▸ **Exercise goal**: Exactly the lines from the one containing "Extract the structured" through the final line of the listing are to be retyped, and nothing more.

▸ **Provided data**:

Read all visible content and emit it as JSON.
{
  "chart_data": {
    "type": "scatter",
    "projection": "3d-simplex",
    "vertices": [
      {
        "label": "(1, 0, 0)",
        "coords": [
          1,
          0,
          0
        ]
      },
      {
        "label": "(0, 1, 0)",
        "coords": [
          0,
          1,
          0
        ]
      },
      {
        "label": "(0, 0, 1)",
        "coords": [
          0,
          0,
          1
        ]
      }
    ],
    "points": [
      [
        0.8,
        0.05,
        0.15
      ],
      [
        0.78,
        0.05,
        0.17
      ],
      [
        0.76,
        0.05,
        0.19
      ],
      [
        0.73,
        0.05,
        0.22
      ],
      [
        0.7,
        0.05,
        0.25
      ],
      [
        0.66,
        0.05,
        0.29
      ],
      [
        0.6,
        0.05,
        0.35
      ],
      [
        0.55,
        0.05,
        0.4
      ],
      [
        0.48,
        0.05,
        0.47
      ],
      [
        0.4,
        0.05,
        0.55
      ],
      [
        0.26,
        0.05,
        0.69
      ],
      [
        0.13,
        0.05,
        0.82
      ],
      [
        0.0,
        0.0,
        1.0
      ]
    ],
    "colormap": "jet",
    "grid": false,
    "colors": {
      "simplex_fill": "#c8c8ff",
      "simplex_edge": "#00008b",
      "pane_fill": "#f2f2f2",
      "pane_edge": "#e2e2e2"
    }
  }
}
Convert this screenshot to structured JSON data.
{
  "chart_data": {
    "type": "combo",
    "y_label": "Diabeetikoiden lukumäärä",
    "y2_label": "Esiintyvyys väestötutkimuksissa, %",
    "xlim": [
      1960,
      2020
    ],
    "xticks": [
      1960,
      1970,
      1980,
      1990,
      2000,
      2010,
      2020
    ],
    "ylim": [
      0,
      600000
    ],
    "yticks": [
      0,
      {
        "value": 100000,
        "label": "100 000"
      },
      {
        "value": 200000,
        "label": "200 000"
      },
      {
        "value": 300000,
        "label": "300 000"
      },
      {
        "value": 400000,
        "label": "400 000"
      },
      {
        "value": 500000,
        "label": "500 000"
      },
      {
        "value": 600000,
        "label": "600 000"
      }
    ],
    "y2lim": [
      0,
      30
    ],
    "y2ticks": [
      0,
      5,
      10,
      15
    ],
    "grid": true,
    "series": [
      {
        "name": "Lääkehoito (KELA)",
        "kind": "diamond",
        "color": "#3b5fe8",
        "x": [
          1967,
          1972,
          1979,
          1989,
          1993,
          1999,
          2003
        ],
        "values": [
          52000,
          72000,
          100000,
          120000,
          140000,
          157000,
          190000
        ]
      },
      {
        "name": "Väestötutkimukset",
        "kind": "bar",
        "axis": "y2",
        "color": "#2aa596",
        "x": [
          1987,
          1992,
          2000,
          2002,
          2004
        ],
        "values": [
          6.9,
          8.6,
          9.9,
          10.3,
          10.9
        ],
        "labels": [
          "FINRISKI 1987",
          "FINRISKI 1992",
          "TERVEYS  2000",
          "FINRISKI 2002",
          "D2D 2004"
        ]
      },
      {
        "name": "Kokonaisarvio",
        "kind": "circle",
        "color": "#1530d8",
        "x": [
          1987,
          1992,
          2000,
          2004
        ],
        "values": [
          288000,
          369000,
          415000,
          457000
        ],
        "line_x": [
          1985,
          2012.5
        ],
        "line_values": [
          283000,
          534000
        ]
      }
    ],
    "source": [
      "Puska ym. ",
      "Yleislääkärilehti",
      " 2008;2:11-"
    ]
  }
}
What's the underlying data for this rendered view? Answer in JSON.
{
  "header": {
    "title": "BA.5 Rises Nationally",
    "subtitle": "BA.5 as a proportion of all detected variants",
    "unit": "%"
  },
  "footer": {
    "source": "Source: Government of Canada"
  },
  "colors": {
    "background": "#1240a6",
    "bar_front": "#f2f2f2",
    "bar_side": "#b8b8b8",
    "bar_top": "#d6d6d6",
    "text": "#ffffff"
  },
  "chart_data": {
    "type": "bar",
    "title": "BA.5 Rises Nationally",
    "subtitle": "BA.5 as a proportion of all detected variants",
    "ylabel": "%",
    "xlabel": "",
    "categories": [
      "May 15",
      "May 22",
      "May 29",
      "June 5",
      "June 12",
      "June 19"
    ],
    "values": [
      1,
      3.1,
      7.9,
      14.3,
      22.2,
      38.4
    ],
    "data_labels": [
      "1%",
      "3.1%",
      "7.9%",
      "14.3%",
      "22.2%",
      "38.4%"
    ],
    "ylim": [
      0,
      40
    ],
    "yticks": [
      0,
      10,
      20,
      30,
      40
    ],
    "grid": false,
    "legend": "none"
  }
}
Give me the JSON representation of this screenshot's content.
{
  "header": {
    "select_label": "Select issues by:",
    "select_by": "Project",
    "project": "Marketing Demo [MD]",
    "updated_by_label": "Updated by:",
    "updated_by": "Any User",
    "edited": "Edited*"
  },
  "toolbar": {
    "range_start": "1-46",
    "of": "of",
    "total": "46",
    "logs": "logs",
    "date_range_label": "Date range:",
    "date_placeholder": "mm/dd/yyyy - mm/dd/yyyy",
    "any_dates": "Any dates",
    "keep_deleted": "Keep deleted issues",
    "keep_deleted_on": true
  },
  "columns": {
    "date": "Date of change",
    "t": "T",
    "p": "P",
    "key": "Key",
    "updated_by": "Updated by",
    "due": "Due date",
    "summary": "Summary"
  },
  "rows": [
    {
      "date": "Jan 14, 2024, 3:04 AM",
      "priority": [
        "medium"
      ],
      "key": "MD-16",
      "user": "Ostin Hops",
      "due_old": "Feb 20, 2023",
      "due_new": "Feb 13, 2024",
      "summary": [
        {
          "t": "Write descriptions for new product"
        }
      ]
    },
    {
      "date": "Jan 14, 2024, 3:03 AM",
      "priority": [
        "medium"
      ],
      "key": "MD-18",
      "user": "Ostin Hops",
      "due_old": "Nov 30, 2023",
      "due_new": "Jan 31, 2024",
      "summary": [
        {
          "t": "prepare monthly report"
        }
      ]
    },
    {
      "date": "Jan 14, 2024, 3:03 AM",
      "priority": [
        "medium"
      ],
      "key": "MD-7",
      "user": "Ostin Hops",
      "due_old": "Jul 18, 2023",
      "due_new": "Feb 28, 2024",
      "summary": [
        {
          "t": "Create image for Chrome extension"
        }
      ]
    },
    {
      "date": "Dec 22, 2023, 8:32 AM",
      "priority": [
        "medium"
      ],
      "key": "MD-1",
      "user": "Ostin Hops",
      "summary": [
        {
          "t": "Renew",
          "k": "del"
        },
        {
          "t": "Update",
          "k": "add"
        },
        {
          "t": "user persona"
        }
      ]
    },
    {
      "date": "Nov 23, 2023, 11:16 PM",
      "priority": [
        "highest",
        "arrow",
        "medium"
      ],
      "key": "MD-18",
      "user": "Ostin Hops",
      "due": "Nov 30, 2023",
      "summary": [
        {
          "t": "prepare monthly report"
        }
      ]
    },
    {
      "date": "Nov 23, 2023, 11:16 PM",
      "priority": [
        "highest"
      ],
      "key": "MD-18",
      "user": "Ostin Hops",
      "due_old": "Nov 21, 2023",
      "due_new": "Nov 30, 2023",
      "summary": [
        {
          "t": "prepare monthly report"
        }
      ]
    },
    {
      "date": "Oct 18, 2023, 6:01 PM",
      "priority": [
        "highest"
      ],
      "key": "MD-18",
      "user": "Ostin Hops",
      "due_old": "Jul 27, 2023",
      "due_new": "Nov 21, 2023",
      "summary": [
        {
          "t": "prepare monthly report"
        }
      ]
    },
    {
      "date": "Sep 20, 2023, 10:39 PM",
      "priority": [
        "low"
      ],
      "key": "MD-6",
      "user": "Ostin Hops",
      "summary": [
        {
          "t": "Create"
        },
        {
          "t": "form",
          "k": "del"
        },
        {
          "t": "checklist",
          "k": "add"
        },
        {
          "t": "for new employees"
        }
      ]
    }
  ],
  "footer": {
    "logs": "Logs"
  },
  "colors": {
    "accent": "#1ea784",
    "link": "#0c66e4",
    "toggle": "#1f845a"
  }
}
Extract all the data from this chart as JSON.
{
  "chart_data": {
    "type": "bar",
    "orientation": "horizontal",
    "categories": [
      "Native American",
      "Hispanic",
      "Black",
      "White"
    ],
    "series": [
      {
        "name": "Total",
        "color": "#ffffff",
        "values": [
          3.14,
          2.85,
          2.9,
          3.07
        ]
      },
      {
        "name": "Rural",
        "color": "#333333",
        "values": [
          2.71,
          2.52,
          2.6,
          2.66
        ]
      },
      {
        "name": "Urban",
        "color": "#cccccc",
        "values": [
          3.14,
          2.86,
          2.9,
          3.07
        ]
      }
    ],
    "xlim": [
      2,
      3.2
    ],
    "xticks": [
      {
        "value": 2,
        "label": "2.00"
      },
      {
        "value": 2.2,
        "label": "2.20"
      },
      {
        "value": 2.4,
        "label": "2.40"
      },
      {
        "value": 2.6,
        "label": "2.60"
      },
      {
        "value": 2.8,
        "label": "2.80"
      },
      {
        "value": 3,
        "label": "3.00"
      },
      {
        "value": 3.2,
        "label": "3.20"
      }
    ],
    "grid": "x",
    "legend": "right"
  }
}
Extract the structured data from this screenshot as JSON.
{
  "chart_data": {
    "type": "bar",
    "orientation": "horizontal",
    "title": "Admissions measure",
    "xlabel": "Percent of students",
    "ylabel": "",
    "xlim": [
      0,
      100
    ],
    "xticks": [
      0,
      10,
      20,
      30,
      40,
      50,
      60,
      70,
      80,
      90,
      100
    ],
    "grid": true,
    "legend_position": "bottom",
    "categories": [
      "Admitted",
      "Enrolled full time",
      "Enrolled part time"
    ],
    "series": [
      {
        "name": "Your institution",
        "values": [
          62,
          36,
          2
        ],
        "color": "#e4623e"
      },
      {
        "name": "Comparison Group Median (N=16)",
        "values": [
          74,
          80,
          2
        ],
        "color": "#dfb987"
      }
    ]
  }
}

▸ **Completed task**:
Extract the structured data from this screenshot as JSON.
{
  "chart_data": {
    "type": "bar",
    "orientation": "horizontal",
    "title": "Admissions measure",
    "xlabel": "Percent of students",
    "ylabel": "",
    "xlim": [
      0,
      100
    ],
    "xticks": [
      0,
      10,
      20,
      30,
      40,
      50,
      60,
      70,
      80,
      90,
      100
    ],
    "grid": true,
    "legend_position": "bottom",
    "categories": [
      "Admitted",
      "Enrolled full time",
      "Enrolled part time"
    ],
    "series": [
      {
        "name": "Your institution",
        "values": [
          62,
          36,
          2
        ],
        "color": "#e4623e"
      },
      {
        "name": "Comparison Group Median (N=16)",
        "values": [
          74,
          80,
          2
        ],
        "color": "#dfb987"
      }
    ]
  }
}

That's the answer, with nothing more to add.